• [Required action]:
Answer these questions from the passage on energy and health:
1. What share of global energy consumption comes from nuclear energy?
2. What share of global greenhouse gas emissions is the energy sector responsible for?
3. How many people die from air pollution each year?

### Provided passage

According to the IEA, more than 80 percent of global energy consumption still comes from fossil fuels, with five percent coming from nuclear energy. The IEA has calculated that, in 2016, around 27 percent of the global primary energy demand was met by coal, just under 32 percent by crude oil and around 22 percent by natural gas. According to scenarios considered by the BP Energy Outlook out to 2040, coal consumption is expected to fall to just over 20 percent and oil consumption to 30 percent by 2030, while natural gas consumption will rise to almost 30 percent. Altogether, there are no specific signs of any fundamental shifts in the major trends; the share of nuclear energy will remain at around five percent. Renew­able energies are currently being developed at a rapid pace, but energy consumption is also increasing. Although renewables cover a considerable portion of the growing demand, they have not reduced the abso­lute quantities of fossil fuels consumed. On the contrary, global oil consumption reached a record high of 100 million barrels per day in 2018. This energy mix comes with negative externalities, that is, negative and unplanned consequences such as air pollution and greenhouse gas emissions, which cannot be remedied by the market alone and reveal a market failure.

Climate change and pollution are key issues for health and energy policy. The main aim of decarbonising the energy sys­tem is to help slow down the warming of the planet. The energy sector is responsible for two thirds of global greenhouse gas emissions. Huge quantities of fine particles, nitrogen oxides and other air particles are further consequences of increased road traf­fic and fossil electricity generation, espe­cially from coal. Air pollution is one of the biggest health risks worldwide. The impact of current energy use on health, the en­viron­ment and climate is devastating.

The WHO estimates that nine out of ten people on Earth breathe air that harms their health. Seven million people die each year from air pollution which is, therefore, the fourth leading cause of death. According to the IEA, around 2.9 million people worldwide die prematurely each year as a result of urban air pollution. Around 2.6 million people die prematurely because households often use environmentally harmful fuels (such as coal and kerosene) and technology for cooking, heating and lighting in enclosed living spaces without ventilation. Women and children, in par­ticular, are most affected by household air pollution. The health consequences include respiratory and cardiovascular diseases as well as malignant lung tumours. Nuclear power plants also represent an intergenerational health risk. The threat of exposure to high levels of radiation comes primarily from accidents, but also from the final storage of fuel rods. For those living in the vicinity of nuclear power plants, there is an increased risk of developing leukaemia, especially among children.

######
### Information supplied

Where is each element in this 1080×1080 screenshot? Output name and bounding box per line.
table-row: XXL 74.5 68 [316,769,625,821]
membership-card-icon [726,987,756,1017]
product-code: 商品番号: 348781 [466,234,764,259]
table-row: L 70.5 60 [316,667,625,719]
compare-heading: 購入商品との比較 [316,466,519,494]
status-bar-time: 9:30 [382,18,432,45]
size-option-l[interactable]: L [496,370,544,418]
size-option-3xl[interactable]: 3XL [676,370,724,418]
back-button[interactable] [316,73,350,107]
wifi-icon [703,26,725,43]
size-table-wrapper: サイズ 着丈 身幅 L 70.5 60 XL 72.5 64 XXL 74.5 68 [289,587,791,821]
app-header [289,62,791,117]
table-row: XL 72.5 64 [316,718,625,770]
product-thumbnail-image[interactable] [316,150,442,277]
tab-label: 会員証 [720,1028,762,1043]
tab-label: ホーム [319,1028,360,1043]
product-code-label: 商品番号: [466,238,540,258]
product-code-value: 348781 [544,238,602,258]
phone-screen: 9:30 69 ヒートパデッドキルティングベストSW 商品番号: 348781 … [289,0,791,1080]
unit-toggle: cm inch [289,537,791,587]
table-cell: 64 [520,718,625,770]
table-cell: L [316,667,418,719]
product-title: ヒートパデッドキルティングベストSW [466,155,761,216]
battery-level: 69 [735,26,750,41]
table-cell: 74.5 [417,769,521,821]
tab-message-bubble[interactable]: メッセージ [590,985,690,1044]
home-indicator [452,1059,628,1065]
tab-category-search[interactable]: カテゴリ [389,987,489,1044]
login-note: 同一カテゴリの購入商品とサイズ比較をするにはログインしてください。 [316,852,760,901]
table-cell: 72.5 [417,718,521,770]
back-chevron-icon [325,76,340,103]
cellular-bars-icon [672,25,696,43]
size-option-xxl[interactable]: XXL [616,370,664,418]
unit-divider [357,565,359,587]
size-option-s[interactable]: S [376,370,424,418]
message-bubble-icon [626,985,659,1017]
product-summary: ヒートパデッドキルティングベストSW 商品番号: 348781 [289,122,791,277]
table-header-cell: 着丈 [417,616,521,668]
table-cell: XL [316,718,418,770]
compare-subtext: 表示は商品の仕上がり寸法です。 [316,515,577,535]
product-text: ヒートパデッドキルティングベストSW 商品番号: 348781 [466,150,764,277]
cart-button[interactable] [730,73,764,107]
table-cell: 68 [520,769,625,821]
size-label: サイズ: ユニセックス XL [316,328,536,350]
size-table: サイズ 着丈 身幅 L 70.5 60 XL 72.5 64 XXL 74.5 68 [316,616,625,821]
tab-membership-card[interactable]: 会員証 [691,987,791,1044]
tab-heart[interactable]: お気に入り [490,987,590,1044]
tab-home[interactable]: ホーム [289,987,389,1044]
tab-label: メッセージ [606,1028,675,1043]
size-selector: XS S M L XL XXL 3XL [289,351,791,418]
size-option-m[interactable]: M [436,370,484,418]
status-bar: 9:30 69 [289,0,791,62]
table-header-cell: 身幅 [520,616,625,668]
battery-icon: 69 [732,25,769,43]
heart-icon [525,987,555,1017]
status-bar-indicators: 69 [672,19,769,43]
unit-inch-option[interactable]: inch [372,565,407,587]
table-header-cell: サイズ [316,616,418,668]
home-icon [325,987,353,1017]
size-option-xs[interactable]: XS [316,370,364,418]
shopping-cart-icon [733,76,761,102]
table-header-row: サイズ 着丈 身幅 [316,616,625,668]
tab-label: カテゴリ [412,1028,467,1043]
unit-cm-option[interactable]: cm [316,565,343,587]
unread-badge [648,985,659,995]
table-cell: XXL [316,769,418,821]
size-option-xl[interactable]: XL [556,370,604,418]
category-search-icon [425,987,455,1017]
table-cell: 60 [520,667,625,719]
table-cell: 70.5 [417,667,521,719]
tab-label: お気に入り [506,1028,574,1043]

######

• [Task solution]:
1. Five percent.
2. Two thirds.
3. Seven million.